*What to produce:*
Your task is to gather the lines below that hold the string "public".

*Record extracts:*
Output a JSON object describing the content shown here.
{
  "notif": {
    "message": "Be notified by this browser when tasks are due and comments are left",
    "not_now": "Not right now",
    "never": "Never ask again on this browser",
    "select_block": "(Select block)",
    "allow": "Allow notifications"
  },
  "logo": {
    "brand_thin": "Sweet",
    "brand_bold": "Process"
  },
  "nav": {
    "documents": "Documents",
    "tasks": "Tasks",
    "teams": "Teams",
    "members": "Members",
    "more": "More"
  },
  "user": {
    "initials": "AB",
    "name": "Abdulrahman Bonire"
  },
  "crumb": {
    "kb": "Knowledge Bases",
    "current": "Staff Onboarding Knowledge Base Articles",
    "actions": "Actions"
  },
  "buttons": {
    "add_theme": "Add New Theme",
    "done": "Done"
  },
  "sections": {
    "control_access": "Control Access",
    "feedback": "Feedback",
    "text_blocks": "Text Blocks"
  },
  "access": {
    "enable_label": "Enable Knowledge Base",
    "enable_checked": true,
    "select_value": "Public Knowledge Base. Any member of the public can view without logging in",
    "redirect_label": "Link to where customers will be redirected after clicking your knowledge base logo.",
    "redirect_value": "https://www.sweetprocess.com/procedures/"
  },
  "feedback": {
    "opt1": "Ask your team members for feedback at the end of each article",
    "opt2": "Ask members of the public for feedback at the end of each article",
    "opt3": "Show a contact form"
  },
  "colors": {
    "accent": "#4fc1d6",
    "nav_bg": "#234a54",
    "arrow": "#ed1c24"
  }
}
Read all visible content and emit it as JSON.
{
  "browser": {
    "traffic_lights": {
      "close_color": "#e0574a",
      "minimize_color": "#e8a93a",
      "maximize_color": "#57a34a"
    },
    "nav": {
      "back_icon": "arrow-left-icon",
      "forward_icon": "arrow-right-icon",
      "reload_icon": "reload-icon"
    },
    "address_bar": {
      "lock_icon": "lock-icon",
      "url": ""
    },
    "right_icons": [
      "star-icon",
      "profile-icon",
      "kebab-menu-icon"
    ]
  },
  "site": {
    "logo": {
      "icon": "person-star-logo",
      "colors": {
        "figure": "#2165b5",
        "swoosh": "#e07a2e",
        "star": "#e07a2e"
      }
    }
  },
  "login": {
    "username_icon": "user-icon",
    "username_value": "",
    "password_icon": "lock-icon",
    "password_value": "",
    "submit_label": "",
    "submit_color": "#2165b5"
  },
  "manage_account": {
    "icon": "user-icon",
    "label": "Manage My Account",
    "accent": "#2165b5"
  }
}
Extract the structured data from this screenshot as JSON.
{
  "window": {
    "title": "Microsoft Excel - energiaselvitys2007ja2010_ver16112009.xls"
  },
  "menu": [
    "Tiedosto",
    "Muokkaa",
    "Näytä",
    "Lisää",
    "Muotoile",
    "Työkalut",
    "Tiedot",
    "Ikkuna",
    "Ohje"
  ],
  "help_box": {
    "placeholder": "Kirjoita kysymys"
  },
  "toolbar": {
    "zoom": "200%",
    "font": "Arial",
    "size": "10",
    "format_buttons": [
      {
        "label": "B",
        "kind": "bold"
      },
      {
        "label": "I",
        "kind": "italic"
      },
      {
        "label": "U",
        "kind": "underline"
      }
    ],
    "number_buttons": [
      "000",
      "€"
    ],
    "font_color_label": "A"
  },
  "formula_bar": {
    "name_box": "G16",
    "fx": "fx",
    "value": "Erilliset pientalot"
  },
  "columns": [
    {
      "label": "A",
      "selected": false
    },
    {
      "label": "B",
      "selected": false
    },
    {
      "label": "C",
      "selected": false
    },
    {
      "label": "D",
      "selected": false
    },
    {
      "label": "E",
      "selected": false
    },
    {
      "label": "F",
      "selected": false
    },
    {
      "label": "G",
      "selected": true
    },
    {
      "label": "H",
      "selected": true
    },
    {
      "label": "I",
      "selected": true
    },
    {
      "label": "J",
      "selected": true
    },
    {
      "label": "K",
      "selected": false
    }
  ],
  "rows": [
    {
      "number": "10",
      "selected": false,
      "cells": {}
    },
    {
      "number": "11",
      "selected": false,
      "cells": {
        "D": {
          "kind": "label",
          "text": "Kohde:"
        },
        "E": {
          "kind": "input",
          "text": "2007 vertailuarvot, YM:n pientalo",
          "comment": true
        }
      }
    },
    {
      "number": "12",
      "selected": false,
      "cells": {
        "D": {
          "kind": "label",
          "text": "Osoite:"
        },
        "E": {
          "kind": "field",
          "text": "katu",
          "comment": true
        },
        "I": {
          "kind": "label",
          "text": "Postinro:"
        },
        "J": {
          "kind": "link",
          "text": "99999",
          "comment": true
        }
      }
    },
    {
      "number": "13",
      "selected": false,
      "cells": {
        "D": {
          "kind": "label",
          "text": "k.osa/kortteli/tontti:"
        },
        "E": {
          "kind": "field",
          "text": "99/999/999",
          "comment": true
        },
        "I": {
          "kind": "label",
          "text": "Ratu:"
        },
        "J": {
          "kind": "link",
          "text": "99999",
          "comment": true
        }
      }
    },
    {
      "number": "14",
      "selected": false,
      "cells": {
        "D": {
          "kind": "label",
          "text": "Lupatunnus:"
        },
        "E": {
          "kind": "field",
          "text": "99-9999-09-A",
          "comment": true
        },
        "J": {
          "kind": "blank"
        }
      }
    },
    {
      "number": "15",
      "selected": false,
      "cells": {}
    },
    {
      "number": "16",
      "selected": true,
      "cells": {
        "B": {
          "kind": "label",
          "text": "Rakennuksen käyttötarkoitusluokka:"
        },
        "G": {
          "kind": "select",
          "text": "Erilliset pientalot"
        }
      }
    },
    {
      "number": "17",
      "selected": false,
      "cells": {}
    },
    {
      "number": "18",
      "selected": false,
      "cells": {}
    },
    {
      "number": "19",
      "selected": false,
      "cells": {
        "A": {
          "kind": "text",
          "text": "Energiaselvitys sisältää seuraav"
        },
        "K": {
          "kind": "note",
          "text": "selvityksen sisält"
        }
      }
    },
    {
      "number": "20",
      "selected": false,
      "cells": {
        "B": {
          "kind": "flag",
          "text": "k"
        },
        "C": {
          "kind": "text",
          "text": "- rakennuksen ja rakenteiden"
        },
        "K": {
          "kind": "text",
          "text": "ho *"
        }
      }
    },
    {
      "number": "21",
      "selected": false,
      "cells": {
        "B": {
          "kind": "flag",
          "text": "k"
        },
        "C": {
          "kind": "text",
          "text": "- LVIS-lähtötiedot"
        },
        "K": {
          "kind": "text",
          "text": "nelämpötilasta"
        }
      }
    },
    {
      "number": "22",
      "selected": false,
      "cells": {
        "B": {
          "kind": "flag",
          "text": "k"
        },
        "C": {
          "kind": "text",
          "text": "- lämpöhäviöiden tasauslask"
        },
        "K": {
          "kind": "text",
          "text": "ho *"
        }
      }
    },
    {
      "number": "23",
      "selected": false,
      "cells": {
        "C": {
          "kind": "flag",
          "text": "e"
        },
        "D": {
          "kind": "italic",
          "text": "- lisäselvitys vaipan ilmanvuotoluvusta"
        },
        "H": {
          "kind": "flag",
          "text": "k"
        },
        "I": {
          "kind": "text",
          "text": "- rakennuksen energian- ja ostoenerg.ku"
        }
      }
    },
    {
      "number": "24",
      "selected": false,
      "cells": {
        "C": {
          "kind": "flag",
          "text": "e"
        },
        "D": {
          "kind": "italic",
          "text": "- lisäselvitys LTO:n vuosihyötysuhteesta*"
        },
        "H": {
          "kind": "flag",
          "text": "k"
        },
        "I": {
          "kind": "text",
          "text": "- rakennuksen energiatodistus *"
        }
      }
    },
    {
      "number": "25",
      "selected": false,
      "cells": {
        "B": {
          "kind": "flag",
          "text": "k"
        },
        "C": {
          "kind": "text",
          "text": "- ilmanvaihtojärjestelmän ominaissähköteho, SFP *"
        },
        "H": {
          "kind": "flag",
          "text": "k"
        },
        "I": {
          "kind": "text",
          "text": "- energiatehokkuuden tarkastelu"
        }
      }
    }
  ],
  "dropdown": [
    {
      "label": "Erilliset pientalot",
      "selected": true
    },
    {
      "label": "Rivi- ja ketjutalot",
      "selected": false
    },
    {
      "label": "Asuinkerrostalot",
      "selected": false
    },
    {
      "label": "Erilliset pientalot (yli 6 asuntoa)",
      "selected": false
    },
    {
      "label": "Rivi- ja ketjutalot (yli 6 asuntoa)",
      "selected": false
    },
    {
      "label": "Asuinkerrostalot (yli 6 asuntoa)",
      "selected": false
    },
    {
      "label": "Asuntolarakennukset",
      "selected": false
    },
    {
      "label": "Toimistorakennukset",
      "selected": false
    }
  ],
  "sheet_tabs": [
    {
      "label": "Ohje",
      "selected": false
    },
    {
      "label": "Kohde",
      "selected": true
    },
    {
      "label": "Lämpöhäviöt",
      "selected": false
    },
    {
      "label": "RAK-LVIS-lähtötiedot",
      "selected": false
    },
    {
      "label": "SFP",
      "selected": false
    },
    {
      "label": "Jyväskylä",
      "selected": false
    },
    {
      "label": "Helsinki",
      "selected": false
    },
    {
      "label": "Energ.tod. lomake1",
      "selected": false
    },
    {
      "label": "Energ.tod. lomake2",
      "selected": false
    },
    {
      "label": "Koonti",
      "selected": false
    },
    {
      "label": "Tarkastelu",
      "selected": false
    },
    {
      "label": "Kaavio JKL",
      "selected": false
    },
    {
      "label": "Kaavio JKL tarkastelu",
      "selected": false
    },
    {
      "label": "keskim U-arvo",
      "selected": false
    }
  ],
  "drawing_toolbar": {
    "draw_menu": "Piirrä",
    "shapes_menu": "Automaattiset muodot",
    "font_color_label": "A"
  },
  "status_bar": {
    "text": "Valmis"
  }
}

*Task response:*
    "select_value": "Public Knowledge Base. Any member of the public can view without logging in",
    "opt2": "Ask members of the public for feedback at the end of each article",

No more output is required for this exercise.